Copy every line of the records below where the word "https" occurs.
[start EXERCISE MATERIALS]
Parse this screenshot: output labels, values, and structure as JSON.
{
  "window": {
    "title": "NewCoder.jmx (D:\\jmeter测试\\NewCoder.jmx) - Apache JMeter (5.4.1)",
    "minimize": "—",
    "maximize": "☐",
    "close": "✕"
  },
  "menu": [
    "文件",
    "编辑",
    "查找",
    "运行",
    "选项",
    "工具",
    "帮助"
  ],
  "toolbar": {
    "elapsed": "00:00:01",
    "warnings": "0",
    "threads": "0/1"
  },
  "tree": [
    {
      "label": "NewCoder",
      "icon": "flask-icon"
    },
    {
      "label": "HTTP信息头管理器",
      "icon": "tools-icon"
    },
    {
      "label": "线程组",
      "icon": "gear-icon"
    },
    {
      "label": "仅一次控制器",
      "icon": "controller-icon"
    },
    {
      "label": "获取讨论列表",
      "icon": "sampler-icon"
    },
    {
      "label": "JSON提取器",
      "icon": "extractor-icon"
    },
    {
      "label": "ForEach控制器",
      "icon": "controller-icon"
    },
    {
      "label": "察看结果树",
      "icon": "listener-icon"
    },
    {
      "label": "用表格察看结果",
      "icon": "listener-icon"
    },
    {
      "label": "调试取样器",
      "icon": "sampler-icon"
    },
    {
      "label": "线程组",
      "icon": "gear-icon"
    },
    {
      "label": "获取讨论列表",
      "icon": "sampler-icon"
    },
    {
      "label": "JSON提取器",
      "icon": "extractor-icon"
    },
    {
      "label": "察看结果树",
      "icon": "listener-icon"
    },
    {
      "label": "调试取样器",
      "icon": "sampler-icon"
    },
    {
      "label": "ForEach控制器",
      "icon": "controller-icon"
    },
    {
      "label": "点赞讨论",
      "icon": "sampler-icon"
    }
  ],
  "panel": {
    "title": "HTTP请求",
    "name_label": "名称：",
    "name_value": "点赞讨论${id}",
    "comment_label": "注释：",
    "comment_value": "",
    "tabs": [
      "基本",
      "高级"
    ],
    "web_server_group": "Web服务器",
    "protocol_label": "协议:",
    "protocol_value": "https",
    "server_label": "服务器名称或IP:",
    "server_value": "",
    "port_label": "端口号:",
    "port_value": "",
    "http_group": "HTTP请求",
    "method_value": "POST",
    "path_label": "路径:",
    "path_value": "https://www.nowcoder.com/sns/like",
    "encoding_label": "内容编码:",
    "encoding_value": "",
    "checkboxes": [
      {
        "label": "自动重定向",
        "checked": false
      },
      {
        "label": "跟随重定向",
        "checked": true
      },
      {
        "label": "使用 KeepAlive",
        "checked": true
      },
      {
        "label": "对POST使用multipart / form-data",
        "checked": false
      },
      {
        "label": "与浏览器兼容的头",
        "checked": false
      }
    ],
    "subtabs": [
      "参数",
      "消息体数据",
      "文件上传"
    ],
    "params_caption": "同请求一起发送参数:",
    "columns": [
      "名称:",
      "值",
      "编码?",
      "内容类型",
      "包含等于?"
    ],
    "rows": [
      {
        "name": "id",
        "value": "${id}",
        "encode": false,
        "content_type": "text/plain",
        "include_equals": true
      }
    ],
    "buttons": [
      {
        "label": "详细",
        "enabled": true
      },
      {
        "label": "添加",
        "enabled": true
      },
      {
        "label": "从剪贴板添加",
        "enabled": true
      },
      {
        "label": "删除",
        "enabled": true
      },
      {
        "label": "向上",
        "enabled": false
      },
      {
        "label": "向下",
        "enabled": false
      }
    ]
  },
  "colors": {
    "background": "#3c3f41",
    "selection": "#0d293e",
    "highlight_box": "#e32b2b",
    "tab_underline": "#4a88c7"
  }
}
[end EXERCISE MATERIALS]
# RESPONSE TO THE TASK
    "protocol_value": "https",
    "path_value": "https://www.nowcoder.com/sns/like",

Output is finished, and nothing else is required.